EXCERPTED DATA:

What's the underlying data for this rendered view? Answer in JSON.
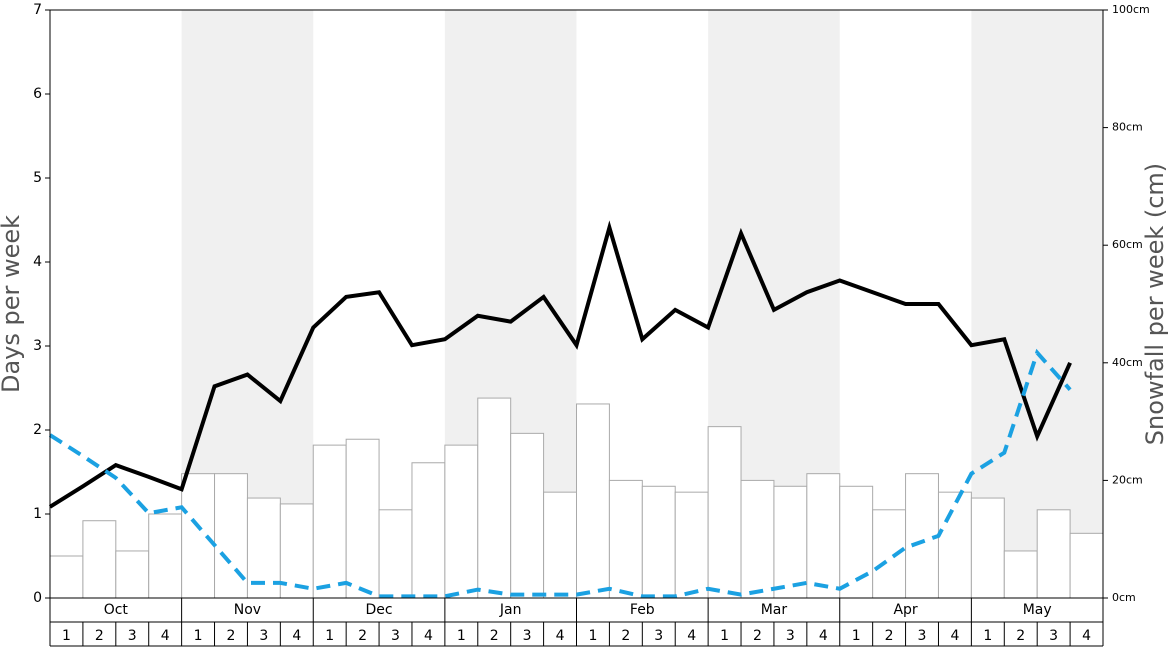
{
  "chart_data": {
    "type": "combo",
    "ylabel": "Days per week",
    "y2label": "Snowfall per week (cm)",
    "months": [
      "Oct",
      "Nov",
      "Dec",
      "Jan",
      "Feb",
      "Mar",
      "Apr",
      "May"
    ],
    "categories": [
      "1",
      "2",
      "3",
      "4",
      "1",
      "2",
      "3",
      "4",
      "1",
      "2",
      "3",
      "4",
      "1",
      "2",
      "3",
      "4",
      "1",
      "2",
      "3",
      "4",
      "1",
      "2",
      "3",
      "4",
      "1",
      "2",
      "3",
      "4",
      "1",
      "2",
      "3",
      "4"
    ],
    "ylim": [
      0,
      7
    ],
    "yticks": [
      0,
      1,
      2,
      3,
      4,
      5,
      6,
      7
    ],
    "y2lim": [
      0,
      100
    ],
    "y2ticks": [
      {
        "value": 0,
        "label": "0cm"
      },
      {
        "value": 20,
        "label": "20cm"
      },
      {
        "value": 40,
        "label": "40cm"
      },
      {
        "value": 60,
        "label": "60cm"
      },
      {
        "value": 80,
        "label": "80cm"
      },
      {
        "value": 100,
        "label": "100cm"
      }
    ],
    "series": [
      {
        "type": "bar",
        "color": "#ffffff",
        "values": [
          0.5,
          0.92,
          0.56,
          1.0,
          1.48,
          1.48,
          1.19,
          1.12,
          1.82,
          1.89,
          1.05,
          1.61,
          1.82,
          2.38,
          1.96,
          1.26,
          2.31,
          1.4,
          1.33,
          1.26,
          2.04,
          1.4,
          1.33,
          1.48,
          1.33,
          1.05,
          1.48,
          1.26,
          1.19,
          0.56,
          1.05,
          0.77
        ]
      },
      {
        "type": "line",
        "axis": "y2",
        "color": "#000000",
        "values": [
          15.5,
          19,
          22.6,
          20.6,
          18.5,
          36,
          38,
          33.5,
          46,
          51.2,
          52,
          43,
          44,
          48,
          47,
          51.2,
          43,
          63,
          44,
          49,
          46,
          62,
          49,
          52,
          54,
          52,
          50,
          50,
          43,
          44,
          27.5,
          40
        ]
      },
      {
        "type": "line",
        "dashed": true,
        "color": "#1ba1e2",
        "values": [
          1.94,
          1.69,
          1.43,
          1.01,
          1.08,
          0.63,
          0.18,
          0.18,
          0.11,
          0.18,
          0.02,
          0.02,
          0.02,
          0.1,
          0.04,
          0.04,
          0.04,
          0.11,
          0.02,
          0.02,
          0.11,
          0.04,
          0.11,
          0.18,
          0.11,
          0.32,
          0.6,
          0.74,
          1.48,
          1.73,
          2.92,
          2.48
        ]
      }
    ]
  }
}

YOUR OBJECTIVE: All lines that include "week" are to be gathered and copied.

COMPLETED TASK:
    "ylabel": "Days per week",
    "y2label": "Snowfall per week (cm)",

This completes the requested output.